■ **Prompt**
Only the number is wanted: how many lines hold the word "text"?

[Dataset records]

________________

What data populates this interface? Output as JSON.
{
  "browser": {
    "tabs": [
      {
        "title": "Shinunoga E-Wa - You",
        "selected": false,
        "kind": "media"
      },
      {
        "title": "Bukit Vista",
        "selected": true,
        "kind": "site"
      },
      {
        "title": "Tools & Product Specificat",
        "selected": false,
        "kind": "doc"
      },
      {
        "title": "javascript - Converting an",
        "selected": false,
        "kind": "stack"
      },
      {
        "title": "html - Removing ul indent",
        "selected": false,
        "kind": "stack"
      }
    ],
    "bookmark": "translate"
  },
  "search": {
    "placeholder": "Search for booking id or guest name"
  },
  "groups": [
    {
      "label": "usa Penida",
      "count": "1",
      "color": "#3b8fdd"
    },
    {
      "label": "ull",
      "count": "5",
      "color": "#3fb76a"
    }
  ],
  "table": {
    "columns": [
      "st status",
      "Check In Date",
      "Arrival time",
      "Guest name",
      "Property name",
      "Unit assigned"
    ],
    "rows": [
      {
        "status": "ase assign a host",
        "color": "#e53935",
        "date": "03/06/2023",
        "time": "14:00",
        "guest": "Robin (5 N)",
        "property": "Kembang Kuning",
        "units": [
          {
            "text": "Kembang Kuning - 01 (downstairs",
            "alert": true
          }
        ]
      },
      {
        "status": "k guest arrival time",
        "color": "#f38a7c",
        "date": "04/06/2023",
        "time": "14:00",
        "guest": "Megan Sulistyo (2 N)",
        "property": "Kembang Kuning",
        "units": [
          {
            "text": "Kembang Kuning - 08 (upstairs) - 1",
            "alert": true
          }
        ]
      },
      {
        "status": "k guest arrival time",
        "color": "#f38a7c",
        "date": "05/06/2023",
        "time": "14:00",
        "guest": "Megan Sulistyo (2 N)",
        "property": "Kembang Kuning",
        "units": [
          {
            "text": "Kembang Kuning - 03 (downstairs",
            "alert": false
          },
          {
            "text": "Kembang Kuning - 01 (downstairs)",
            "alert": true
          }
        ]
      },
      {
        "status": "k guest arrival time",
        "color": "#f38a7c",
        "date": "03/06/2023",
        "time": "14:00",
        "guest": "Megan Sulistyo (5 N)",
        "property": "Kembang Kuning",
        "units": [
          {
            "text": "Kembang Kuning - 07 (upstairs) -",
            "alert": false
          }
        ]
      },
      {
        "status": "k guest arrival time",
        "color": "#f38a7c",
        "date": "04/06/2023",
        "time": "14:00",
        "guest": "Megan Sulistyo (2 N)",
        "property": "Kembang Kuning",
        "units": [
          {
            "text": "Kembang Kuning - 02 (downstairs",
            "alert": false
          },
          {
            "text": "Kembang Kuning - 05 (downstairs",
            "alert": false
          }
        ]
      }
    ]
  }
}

________________

■ **Correct output**
7